[Element placement data]

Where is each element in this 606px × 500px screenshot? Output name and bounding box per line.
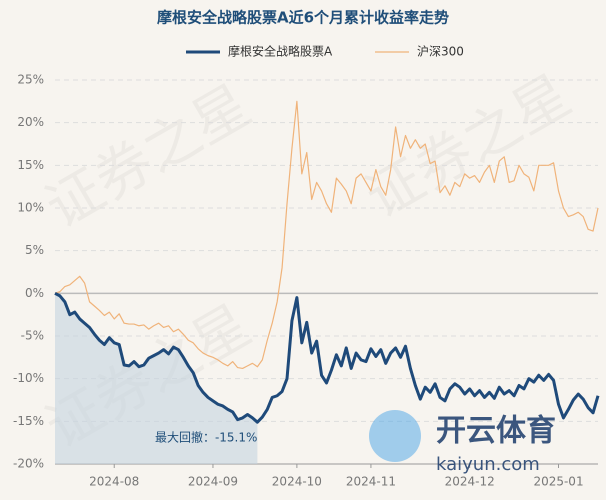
legend-label: 摩根安全战略股票A (228, 44, 333, 59)
x-tick-label: 2024-09 (188, 475, 238, 489)
y-tick-label: 20% (17, 115, 44, 129)
y-tick-label: 10% (17, 201, 44, 215)
y-tick-label: -20% (13, 457, 44, 471)
legend-label: 沪深300 (417, 45, 464, 59)
watermark: 开云体育 (436, 414, 556, 449)
y-tick-label: -5% (21, 329, 44, 343)
y-tick-label: -10% (13, 371, 44, 385)
y-tick-label: 0% (25, 286, 44, 300)
x-tick-label: 2024-10 (272, 475, 322, 489)
x-tick-label: 2024-11 (346, 475, 396, 489)
series-line (54, 292, 600, 424)
y-tick-label: 5% (25, 243, 44, 257)
chart-title: 摩根安全战略股票A近6个月累计收益率走势 (157, 9, 449, 27)
watermark-logo (369, 410, 421, 462)
x-tick-label: 2024-08 (89, 475, 139, 489)
y-tick-label: 25% (17, 73, 44, 87)
watermark: 证券之星 (35, 73, 261, 241)
drawdown-area (55, 293, 258, 464)
drawdown-label: 最大回撤：-15.1% (155, 430, 257, 445)
series-line (54, 100, 599, 370)
x-tick-label: 2025-01 (533, 475, 583, 489)
y-tick-label: -15% (13, 414, 44, 428)
y-tick-label: 15% (17, 158, 44, 172)
watermark: 证券之星 (355, 63, 581, 231)
x-tick-label: 2024-12 (445, 475, 495, 489)
watermark: kaiyun.com (436, 454, 540, 475)
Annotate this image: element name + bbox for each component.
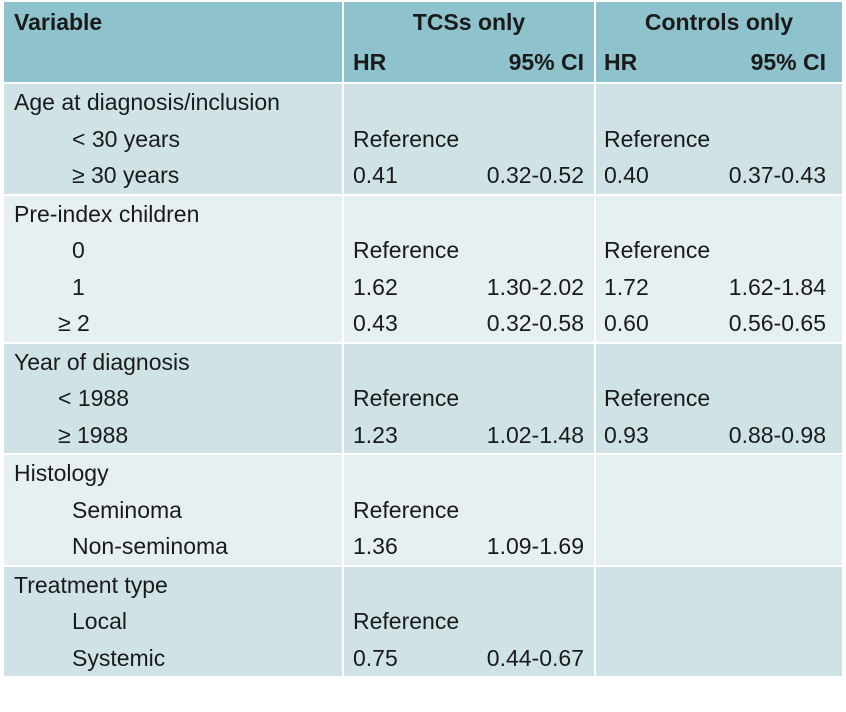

• Your objective:
Which lines of the records contain the string "drawdown" with matching case? Pick out each of them and copy it in full.

• Solution to the exercise:
drawdown-area (55, 293, 258, 464)
drawdown-label: 最大回撤：-15.1% (155, 430, 257, 445)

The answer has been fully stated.